Records for processing
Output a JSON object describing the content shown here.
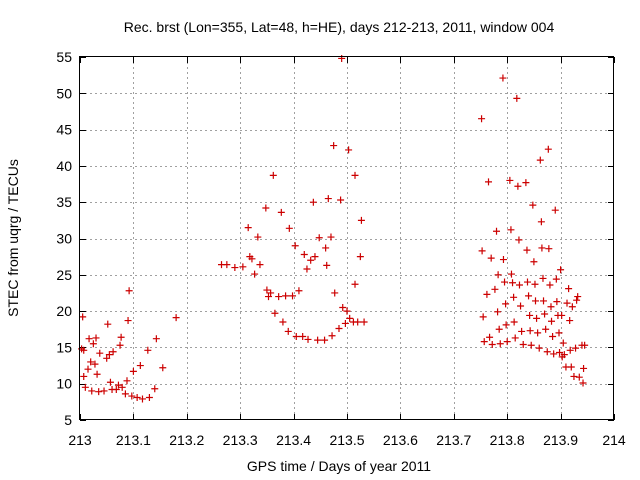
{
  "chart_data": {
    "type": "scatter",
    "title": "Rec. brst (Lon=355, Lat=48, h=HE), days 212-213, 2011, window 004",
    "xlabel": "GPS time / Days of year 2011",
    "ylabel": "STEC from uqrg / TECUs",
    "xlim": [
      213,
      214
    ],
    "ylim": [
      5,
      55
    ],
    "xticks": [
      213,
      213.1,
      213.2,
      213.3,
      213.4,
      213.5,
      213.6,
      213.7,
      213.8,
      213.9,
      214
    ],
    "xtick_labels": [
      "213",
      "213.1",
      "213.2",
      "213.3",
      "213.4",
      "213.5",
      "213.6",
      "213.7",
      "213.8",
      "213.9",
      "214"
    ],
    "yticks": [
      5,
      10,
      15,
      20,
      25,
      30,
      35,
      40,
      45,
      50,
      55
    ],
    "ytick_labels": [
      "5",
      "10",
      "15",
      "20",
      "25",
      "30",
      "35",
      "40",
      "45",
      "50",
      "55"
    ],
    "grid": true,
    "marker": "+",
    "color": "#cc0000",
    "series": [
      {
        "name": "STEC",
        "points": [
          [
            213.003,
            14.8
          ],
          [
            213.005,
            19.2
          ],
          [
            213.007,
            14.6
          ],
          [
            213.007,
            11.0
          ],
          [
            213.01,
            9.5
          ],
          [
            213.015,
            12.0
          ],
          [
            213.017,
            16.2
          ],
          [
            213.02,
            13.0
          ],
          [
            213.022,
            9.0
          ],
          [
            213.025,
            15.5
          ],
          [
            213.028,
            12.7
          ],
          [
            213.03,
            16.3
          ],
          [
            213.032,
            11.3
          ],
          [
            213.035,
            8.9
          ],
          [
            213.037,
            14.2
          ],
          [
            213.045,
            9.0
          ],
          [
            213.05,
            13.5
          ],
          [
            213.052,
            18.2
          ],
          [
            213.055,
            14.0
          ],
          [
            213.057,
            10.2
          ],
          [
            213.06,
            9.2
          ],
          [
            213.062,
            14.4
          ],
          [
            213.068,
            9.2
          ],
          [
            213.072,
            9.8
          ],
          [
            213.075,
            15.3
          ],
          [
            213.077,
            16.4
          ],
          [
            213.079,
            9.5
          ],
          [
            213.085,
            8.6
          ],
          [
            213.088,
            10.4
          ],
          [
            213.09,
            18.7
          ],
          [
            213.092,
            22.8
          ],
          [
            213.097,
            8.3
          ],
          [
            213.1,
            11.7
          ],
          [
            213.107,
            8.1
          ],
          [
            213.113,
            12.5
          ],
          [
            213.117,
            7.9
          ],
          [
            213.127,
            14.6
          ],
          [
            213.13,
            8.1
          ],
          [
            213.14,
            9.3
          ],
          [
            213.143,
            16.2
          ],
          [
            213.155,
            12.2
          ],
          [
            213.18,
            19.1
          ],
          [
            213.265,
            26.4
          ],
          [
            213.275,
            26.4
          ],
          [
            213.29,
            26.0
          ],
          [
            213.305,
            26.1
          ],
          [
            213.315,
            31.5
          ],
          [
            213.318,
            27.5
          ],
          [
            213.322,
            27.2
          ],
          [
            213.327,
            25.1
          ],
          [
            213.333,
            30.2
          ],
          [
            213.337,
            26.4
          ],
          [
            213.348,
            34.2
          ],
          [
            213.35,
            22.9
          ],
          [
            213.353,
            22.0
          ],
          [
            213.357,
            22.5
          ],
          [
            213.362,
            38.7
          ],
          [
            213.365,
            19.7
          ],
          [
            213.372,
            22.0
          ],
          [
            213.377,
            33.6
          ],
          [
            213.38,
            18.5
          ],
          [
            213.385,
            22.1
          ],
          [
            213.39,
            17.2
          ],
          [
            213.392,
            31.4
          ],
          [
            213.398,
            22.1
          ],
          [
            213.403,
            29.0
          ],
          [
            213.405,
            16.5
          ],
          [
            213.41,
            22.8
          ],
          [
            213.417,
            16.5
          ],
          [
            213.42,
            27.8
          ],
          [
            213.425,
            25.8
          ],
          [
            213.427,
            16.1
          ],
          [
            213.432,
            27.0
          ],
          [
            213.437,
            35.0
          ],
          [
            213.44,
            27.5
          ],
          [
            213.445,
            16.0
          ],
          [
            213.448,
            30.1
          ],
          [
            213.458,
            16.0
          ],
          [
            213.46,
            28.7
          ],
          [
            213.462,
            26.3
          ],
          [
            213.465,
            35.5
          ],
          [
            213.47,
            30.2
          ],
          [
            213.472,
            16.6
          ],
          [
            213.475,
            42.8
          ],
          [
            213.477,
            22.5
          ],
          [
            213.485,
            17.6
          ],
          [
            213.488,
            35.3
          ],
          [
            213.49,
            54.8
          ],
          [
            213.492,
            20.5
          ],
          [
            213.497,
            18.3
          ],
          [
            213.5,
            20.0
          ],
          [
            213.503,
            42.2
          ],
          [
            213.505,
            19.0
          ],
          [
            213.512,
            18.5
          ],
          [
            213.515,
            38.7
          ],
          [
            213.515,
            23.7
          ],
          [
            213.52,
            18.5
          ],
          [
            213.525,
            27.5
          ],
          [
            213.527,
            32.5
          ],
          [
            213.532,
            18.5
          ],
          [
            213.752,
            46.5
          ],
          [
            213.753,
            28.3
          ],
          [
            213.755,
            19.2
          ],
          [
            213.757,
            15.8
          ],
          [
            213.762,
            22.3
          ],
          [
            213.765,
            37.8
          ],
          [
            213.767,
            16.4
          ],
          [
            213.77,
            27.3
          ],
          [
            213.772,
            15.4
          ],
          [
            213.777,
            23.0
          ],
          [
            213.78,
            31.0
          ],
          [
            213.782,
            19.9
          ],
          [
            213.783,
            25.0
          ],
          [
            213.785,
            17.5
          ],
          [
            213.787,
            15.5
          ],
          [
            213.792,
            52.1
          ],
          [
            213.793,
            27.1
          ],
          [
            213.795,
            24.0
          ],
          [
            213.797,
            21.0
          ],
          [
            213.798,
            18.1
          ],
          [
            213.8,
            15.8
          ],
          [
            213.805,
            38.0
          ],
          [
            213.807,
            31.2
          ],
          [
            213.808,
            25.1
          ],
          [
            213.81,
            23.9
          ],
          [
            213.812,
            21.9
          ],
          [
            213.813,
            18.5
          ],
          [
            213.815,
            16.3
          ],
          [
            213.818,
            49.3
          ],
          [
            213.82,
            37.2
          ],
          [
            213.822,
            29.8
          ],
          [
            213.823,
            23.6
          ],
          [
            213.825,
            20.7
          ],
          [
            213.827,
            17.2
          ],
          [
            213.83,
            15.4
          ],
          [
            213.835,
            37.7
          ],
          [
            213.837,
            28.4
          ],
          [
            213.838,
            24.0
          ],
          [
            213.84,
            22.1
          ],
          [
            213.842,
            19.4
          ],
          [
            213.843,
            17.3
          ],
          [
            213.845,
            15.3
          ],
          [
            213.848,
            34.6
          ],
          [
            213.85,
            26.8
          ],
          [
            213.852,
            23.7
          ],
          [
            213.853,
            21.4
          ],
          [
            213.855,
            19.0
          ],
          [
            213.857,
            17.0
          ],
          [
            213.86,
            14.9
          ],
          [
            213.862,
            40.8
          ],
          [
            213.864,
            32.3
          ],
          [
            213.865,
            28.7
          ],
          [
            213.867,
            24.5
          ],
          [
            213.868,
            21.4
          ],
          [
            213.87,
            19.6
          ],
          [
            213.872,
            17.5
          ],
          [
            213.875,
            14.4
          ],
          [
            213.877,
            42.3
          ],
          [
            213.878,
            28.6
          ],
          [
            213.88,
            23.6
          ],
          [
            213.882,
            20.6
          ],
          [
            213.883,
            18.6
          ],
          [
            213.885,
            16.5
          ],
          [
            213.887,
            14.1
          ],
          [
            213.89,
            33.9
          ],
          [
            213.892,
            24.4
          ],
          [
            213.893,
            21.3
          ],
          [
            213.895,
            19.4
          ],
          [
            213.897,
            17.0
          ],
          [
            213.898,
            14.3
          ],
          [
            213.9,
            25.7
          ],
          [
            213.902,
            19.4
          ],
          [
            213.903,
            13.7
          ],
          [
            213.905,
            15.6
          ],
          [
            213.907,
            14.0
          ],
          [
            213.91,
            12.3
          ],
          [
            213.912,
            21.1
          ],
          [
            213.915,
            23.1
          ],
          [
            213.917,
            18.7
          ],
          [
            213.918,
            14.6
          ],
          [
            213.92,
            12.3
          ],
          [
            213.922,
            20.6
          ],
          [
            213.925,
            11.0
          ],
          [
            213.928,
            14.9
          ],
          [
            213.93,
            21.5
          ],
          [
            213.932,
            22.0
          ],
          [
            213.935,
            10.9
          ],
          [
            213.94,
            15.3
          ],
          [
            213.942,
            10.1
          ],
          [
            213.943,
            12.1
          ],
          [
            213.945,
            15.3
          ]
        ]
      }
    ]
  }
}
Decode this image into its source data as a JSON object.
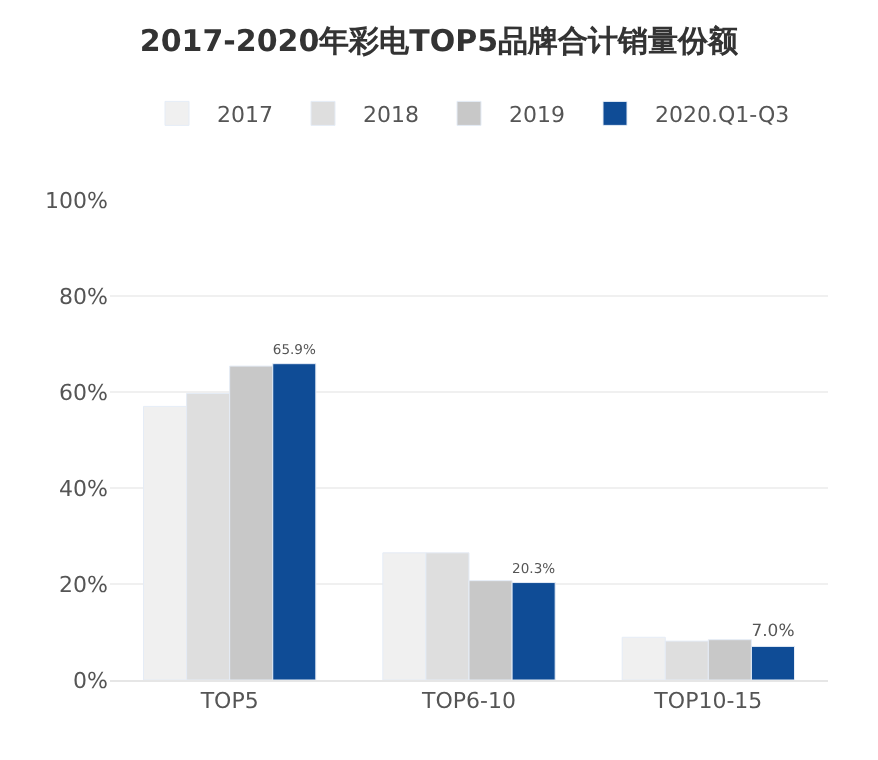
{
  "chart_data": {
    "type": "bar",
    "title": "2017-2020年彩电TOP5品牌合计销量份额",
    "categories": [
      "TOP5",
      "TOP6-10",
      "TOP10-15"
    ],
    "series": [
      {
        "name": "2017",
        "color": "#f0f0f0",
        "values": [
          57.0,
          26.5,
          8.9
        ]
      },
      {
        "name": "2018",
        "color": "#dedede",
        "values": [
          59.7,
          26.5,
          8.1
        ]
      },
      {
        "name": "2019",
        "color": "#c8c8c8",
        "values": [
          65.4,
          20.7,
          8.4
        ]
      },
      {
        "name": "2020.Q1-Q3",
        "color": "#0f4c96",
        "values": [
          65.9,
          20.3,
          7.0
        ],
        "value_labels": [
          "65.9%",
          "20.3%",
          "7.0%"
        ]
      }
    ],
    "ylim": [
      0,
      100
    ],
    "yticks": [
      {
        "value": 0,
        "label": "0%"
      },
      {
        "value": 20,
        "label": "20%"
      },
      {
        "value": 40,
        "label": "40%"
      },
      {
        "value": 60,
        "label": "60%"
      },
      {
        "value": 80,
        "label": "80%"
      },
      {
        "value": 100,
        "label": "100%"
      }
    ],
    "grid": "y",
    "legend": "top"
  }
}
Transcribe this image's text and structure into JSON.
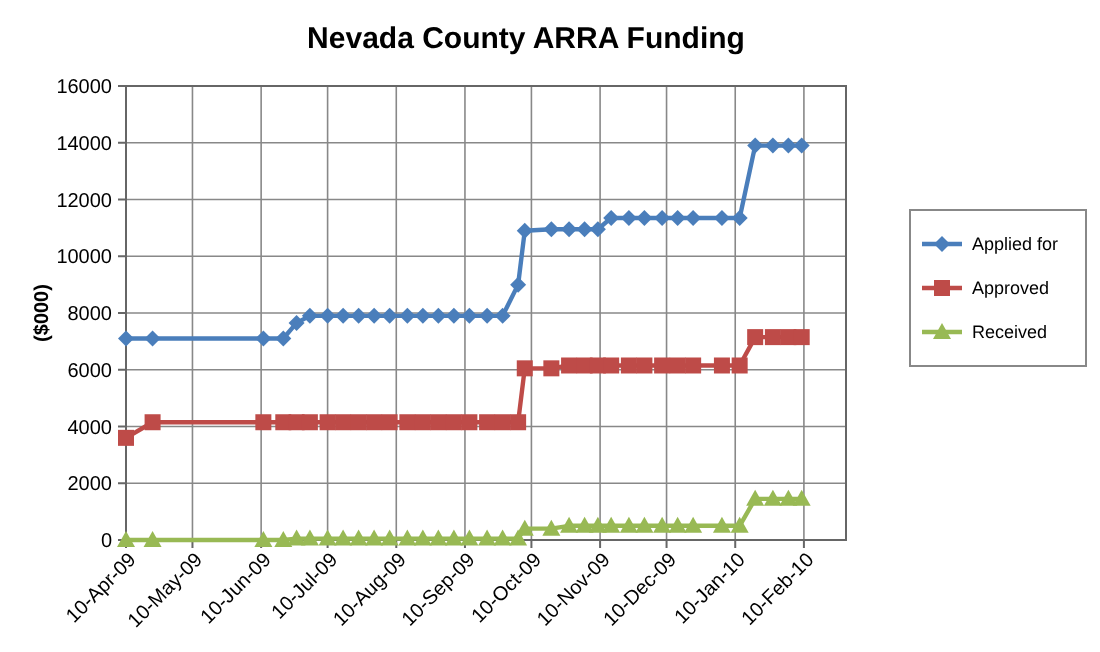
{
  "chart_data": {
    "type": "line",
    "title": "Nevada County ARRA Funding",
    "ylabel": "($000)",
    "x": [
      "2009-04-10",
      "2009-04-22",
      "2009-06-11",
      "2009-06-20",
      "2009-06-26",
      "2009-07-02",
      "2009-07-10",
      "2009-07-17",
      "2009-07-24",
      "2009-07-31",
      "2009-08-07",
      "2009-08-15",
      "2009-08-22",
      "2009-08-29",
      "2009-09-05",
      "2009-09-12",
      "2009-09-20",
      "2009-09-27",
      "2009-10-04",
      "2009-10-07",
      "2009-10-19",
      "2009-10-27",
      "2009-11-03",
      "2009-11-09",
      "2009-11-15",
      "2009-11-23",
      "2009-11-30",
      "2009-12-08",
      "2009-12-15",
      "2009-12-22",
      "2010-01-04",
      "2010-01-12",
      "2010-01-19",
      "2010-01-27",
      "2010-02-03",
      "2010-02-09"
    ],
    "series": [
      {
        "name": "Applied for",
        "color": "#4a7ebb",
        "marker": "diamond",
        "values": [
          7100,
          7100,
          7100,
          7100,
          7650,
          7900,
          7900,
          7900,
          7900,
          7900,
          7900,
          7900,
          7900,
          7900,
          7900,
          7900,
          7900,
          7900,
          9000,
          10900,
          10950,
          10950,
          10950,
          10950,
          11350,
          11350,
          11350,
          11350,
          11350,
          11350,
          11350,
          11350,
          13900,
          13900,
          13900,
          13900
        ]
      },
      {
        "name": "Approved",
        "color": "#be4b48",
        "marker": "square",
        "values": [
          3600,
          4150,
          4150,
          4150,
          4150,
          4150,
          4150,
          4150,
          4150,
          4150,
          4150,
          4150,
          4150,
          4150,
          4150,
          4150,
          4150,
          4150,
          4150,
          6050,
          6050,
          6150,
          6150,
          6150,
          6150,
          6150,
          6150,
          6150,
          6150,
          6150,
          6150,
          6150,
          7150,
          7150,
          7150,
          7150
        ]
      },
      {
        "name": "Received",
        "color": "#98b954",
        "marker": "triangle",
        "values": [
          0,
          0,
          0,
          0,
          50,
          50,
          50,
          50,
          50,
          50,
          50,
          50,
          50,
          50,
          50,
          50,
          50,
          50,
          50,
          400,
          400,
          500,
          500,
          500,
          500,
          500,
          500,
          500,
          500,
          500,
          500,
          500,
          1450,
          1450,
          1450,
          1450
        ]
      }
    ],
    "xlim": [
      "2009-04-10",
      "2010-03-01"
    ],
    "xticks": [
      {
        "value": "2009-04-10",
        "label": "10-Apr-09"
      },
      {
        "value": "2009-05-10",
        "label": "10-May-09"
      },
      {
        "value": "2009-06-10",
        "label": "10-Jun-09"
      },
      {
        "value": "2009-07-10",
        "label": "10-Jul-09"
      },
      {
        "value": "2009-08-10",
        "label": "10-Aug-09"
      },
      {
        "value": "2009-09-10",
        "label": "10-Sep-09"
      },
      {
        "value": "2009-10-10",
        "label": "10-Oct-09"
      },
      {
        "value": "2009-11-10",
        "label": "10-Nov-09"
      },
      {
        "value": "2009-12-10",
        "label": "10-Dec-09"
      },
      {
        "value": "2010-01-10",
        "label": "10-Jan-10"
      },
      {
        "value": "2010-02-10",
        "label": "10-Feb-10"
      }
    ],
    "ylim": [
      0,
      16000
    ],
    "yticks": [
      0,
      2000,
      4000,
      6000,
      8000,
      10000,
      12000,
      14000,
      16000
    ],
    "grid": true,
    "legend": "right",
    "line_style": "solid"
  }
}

Aim
Filter the listing above for the string "image" and copy every matching line.

Written solution
Decode this image into its source data as a JSON object.
Transcribe this image's text and structure into JSON.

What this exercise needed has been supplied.